_EXERCISE DETAILS_: Comb the records below for the string "outstanding" and copy each line where it turns up.

_DATA FOR PROCESSING_:
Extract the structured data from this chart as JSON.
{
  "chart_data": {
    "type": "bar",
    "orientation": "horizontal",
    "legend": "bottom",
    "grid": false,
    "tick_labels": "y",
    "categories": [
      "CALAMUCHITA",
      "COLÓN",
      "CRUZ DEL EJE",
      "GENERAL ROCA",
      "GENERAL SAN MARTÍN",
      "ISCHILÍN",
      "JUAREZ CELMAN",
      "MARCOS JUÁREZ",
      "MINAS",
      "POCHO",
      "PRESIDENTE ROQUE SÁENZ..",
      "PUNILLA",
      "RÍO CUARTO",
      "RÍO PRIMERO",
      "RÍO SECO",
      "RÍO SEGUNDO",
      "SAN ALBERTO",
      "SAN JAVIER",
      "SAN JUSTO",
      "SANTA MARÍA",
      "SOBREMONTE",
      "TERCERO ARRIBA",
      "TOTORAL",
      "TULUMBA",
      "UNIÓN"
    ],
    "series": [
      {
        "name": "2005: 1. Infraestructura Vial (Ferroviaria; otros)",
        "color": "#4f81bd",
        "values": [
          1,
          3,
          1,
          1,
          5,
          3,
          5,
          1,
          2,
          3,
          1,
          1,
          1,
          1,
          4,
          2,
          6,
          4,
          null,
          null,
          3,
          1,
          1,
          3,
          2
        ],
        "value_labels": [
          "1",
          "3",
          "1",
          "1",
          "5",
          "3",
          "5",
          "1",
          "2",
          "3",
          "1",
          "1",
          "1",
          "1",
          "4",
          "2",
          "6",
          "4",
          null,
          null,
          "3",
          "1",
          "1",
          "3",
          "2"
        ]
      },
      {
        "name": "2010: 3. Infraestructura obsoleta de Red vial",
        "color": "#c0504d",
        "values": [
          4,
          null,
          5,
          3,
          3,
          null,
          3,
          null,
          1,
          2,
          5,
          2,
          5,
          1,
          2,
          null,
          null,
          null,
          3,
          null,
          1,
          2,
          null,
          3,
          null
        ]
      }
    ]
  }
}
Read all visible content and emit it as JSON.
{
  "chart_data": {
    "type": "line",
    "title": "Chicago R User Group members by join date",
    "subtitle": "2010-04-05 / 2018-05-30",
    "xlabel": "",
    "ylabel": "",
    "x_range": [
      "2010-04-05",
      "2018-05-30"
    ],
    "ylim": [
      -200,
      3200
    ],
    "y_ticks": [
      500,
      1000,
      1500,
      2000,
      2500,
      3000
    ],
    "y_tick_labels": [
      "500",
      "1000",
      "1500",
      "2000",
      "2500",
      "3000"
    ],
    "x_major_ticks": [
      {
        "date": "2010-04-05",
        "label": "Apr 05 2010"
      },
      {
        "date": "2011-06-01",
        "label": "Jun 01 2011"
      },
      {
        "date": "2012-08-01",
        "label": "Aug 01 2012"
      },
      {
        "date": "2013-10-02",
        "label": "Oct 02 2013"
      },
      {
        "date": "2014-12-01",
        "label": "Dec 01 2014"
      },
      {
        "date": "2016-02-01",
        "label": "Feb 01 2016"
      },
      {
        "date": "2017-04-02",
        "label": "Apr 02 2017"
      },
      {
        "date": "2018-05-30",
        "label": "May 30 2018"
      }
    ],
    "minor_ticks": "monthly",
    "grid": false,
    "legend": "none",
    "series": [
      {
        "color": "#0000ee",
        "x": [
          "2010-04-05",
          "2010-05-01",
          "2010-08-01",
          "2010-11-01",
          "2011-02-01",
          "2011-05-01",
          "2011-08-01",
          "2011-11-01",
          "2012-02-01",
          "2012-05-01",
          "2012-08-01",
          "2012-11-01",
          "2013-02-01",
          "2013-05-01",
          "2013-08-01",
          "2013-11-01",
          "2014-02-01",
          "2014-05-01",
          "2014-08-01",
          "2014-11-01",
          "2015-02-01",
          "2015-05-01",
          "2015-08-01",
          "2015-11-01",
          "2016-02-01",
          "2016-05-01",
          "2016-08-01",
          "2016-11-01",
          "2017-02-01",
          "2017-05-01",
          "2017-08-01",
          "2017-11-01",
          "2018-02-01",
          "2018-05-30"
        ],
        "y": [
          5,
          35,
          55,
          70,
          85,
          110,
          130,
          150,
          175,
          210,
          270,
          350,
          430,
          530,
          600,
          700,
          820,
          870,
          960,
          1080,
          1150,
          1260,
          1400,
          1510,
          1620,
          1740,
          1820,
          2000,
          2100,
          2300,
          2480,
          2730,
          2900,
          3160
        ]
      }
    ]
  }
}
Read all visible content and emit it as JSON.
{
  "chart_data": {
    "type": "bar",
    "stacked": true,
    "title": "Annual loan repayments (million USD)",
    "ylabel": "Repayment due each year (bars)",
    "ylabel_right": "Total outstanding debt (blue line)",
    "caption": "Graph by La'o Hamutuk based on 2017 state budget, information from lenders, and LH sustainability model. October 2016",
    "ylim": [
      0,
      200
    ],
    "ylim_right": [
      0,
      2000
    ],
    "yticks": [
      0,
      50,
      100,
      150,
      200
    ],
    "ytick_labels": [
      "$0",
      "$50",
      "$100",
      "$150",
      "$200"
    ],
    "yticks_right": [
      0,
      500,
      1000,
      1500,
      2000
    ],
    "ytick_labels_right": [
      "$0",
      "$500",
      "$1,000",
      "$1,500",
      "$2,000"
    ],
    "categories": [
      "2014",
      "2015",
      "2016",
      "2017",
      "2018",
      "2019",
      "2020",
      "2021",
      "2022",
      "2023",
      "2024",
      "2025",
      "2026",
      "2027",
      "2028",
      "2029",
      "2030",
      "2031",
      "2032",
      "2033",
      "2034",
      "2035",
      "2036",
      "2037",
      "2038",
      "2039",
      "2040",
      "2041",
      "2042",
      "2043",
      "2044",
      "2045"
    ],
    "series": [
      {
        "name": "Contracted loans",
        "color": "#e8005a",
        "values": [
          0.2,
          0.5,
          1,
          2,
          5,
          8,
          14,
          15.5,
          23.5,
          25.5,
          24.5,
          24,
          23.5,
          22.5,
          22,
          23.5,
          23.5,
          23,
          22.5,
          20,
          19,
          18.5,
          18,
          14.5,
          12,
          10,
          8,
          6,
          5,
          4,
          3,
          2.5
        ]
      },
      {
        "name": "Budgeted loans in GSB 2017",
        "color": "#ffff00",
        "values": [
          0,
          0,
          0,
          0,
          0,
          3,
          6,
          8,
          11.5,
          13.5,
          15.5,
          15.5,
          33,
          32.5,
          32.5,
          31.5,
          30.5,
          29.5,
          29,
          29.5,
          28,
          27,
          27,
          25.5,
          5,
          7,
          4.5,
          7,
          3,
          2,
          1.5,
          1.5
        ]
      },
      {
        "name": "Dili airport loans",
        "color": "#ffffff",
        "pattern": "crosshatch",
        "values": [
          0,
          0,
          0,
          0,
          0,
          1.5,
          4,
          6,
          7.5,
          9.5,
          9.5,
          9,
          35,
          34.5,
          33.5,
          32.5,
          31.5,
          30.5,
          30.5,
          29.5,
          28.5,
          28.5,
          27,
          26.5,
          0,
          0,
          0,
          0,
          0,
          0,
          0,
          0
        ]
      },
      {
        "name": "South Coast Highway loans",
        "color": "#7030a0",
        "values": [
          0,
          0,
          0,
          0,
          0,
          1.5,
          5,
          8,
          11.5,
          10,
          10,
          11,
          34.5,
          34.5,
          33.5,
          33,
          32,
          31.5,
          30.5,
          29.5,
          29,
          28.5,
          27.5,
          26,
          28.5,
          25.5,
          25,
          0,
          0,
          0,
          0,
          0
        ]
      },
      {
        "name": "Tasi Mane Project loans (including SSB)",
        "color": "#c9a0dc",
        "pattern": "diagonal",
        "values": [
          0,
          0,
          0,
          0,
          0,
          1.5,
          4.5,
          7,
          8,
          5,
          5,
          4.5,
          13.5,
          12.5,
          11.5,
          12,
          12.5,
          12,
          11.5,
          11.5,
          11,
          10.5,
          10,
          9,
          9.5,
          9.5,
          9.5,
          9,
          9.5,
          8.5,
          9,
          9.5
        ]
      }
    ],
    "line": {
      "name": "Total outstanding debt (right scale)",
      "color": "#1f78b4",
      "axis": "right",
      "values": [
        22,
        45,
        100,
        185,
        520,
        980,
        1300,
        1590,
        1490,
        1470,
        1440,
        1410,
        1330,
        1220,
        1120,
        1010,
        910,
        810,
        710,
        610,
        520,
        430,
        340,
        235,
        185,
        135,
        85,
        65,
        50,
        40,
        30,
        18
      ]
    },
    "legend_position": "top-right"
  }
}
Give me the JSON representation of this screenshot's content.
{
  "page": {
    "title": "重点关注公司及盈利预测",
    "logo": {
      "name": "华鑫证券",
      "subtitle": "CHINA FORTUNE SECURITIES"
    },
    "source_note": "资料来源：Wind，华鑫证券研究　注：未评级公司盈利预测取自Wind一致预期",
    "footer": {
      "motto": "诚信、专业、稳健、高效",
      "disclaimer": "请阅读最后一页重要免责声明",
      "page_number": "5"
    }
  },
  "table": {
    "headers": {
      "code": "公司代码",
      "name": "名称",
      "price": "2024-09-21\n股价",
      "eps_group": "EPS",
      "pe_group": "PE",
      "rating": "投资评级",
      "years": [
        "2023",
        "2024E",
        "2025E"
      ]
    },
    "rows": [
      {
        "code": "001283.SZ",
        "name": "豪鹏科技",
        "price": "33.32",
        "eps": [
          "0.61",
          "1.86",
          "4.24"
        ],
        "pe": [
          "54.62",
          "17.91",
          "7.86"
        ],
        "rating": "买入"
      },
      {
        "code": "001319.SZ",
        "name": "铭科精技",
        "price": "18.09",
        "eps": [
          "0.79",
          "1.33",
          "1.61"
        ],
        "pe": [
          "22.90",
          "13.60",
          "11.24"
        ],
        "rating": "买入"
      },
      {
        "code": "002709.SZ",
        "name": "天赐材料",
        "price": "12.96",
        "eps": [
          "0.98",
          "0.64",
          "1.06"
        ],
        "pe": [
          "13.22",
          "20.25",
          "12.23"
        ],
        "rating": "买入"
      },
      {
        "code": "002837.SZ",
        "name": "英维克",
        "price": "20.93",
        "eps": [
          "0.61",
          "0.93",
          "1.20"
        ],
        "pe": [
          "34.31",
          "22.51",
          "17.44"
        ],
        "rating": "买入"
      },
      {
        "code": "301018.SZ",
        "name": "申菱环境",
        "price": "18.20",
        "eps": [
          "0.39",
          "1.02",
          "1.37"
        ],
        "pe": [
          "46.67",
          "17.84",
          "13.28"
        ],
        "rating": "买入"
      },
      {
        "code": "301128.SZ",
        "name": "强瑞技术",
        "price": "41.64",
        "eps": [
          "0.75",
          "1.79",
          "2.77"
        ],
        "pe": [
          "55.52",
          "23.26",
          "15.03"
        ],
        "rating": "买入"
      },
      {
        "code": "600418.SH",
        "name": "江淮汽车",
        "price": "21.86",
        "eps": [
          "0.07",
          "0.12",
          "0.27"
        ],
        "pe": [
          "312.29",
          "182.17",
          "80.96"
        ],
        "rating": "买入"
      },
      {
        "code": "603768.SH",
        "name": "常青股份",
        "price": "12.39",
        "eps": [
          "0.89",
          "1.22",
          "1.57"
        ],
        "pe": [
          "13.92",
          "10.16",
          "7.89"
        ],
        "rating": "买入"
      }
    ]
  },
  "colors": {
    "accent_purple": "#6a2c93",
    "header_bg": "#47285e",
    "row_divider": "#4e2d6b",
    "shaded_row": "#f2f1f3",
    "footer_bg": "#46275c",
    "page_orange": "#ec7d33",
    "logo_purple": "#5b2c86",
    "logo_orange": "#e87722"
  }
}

_EXERCISE RESPONSE_:
    "ylabel_right": "Total outstanding debt (blue line)",
      "name": "Total outstanding debt (right scale)",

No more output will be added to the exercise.